## Exercise details
Output the items starting at the line that contains "Enumerate the UI" and ending at the line that contains "Text: 40: 40 xyxy=(44,144,57,153)" as a Markdown table with the columns Row and Line, one numbered row per line and no blank lines. Leave the pictures out.

## Provided records
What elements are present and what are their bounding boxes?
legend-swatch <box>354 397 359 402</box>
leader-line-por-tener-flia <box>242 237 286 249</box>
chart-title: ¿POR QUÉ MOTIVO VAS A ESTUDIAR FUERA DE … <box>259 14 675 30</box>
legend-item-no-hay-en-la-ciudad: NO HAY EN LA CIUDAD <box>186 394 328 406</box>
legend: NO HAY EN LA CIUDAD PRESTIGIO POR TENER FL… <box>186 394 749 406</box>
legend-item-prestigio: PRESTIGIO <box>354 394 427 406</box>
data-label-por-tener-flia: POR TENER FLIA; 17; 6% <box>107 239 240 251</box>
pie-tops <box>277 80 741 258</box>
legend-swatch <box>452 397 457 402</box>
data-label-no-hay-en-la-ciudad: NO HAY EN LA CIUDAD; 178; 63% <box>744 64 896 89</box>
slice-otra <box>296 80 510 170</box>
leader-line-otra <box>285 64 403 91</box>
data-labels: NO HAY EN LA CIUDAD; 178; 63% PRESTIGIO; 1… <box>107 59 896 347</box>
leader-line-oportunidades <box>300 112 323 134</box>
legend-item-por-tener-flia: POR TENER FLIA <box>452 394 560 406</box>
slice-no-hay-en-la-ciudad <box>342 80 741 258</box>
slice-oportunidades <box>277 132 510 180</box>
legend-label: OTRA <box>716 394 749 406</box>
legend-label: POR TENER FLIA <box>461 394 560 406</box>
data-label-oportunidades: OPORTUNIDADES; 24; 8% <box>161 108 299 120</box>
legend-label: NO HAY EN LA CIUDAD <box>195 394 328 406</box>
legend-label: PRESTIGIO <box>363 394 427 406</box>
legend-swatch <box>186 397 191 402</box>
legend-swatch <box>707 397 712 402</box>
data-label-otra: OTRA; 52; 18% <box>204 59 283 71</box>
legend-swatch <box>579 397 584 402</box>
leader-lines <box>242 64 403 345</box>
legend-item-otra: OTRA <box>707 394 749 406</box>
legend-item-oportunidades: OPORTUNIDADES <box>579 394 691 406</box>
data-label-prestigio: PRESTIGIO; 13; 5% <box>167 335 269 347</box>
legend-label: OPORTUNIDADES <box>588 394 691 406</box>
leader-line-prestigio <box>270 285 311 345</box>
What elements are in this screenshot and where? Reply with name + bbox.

---

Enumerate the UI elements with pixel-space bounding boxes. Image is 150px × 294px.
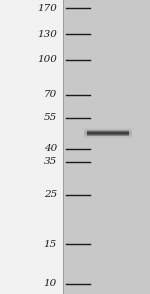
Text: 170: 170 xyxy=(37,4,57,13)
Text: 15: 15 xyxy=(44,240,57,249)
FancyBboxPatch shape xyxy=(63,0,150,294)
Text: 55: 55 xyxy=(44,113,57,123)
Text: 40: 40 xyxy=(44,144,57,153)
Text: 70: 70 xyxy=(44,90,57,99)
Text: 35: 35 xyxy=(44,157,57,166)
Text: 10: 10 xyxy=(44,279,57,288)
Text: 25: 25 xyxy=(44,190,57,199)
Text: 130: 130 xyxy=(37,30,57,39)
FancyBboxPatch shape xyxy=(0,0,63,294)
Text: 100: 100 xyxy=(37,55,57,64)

==

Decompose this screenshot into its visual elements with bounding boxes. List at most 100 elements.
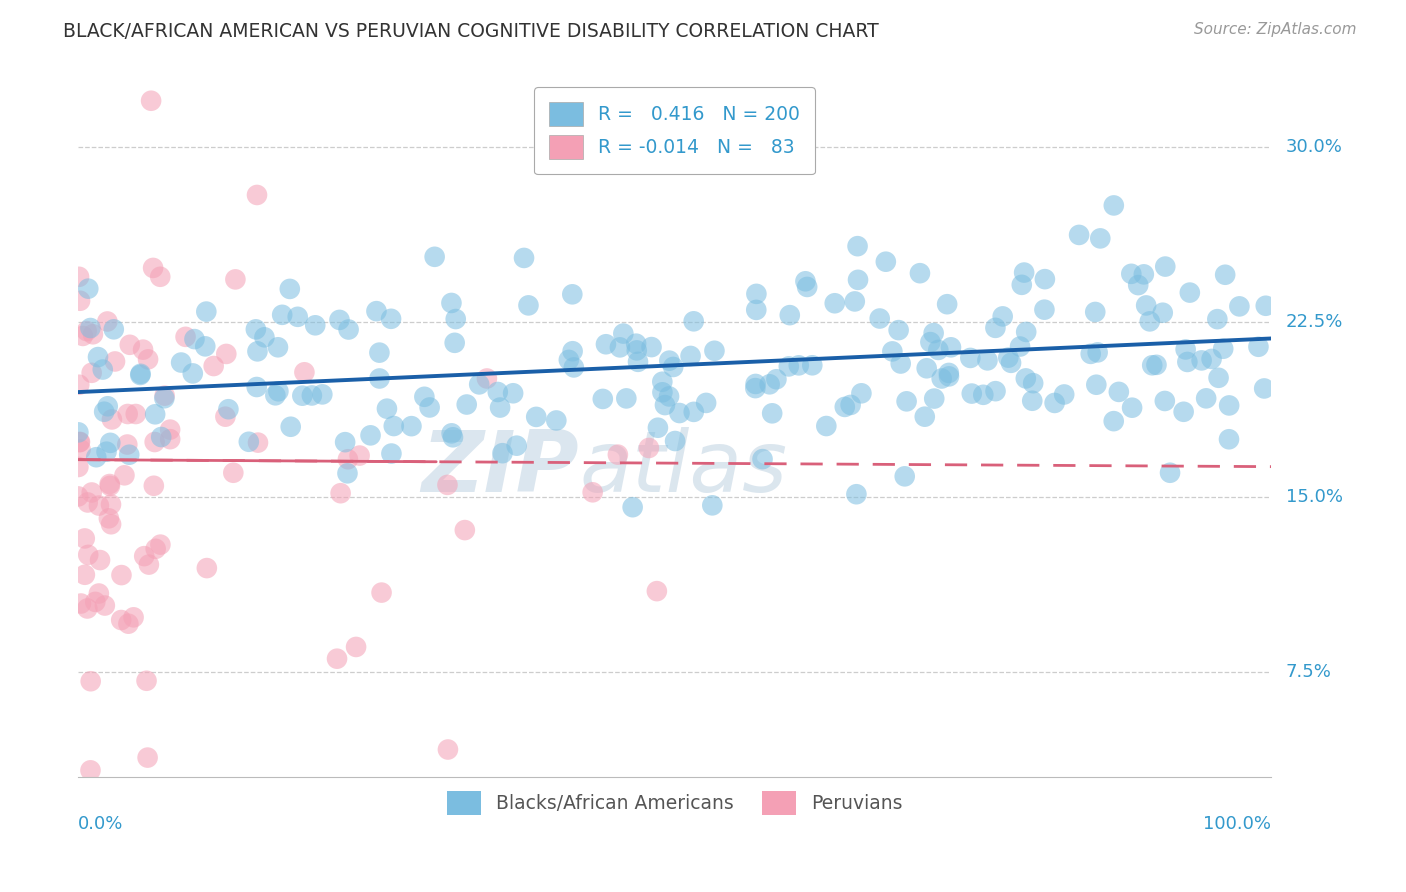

## The reply
| Row | Line |
|---|---|
| 1 | Enumerate the UI elements with pixel-space bounding boxes. Image is 150px × 294px. |
| 2 | Text: 170: 170 xyxy=(37,4,57,13) |
| 3 | Text: 15: 15 xyxy=(44,240,57,249) |
| 4 | FancyBboxPatch shape xyxy=(63,0,150,294) |
| 5 | Text: 55: 55 xyxy=(44,113,57,123) |
| 6 | Text: 40: 40 xyxy=(44,144,57,153) |